__What the task requires__: Which lines contain the string "JSON"? Please list every one of them.
Start of Raw data
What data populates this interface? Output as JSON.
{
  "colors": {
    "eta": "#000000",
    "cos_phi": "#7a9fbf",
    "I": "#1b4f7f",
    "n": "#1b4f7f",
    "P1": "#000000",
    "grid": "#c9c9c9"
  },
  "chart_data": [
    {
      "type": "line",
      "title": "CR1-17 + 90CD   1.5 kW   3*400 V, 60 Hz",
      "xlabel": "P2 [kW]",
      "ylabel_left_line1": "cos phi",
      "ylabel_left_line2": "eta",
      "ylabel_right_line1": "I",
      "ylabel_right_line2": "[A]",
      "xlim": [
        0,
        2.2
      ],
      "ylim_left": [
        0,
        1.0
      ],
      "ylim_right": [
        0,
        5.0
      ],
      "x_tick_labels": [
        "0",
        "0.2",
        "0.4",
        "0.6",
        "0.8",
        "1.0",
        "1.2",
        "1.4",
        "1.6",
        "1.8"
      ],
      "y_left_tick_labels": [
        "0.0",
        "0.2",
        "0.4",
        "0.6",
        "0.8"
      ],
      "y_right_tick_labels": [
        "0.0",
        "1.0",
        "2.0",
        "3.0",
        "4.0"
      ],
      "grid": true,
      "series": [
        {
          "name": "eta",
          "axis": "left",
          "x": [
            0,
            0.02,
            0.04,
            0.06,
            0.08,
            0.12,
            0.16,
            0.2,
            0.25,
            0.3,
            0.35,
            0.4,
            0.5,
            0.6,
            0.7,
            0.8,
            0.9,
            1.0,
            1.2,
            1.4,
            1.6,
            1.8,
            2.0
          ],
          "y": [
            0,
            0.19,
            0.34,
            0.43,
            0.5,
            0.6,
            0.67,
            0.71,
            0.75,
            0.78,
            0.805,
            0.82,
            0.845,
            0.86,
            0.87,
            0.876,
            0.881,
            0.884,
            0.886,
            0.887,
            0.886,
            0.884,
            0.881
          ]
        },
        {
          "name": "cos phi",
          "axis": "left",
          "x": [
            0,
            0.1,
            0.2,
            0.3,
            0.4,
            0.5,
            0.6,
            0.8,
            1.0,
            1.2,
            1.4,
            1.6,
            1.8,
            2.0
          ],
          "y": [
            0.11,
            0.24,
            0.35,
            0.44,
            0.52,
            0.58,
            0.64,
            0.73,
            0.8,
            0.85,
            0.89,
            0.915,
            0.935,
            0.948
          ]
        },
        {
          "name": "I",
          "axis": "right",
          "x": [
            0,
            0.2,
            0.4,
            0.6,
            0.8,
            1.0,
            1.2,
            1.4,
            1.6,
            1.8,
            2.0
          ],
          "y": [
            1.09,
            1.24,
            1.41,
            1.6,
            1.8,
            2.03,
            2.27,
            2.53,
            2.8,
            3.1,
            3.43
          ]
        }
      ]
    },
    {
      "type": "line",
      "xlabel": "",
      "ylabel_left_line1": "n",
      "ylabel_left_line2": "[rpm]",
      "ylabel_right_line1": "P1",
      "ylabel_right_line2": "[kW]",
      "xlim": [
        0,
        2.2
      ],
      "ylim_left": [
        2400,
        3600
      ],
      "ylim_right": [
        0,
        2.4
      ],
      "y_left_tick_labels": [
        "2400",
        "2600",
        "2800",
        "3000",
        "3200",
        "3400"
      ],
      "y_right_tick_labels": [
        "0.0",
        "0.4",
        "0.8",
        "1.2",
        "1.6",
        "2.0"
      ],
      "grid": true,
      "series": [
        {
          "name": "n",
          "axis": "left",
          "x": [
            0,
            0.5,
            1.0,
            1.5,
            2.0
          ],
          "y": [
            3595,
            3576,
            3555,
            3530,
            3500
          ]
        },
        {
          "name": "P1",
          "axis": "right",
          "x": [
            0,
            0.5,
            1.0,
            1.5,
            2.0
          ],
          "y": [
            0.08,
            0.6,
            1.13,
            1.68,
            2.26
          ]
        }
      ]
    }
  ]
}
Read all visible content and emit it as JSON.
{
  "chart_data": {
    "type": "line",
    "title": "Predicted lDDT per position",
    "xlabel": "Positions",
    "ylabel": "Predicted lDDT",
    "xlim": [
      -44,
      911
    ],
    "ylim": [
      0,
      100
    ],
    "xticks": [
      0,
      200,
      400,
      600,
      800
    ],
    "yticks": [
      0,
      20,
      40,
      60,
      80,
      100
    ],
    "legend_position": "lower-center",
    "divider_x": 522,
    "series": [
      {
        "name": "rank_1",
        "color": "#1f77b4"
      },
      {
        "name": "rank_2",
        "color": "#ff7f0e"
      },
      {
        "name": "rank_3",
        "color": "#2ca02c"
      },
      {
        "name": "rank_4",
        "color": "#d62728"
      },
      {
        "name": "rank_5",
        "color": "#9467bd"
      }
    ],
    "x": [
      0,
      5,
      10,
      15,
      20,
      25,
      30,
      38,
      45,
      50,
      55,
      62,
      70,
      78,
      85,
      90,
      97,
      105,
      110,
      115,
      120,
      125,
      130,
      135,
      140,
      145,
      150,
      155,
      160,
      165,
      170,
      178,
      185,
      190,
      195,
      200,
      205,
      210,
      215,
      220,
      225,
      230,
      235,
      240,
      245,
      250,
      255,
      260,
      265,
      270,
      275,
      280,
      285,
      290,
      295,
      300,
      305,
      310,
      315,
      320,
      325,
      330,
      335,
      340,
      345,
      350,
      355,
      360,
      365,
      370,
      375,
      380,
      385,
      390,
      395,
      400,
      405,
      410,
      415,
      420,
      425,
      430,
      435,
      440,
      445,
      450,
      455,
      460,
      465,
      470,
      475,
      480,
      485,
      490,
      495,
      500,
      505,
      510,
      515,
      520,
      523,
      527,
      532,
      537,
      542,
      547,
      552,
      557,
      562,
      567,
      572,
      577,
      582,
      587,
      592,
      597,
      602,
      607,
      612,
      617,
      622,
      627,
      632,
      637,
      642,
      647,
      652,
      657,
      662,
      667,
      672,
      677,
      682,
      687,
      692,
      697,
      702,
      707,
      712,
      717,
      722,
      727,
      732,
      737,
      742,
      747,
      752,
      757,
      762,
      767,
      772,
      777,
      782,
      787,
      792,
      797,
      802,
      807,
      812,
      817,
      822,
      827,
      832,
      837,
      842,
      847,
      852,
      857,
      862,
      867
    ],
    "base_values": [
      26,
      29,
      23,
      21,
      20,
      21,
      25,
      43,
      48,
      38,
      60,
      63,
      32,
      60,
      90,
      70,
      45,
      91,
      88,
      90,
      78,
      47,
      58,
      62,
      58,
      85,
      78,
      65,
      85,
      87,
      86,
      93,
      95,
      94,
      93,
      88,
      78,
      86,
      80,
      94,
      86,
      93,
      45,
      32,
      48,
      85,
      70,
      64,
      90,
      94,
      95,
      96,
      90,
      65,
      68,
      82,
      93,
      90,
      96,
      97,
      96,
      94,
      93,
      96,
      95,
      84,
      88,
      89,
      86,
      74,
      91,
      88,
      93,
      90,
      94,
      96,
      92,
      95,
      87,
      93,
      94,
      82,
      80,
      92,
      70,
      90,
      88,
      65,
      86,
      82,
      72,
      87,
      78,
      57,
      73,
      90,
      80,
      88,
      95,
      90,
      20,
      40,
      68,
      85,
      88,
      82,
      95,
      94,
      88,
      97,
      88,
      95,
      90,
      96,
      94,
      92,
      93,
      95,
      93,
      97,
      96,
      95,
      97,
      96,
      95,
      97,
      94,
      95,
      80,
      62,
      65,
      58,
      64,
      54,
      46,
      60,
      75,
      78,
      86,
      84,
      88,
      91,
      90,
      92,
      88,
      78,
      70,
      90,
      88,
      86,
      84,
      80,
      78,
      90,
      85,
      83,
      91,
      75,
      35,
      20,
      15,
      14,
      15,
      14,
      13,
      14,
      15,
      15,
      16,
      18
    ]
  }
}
End of Raw data
__Solution to this task__:
What data populates this interface? Output as JSON.
Read all visible content and emit it as JSON.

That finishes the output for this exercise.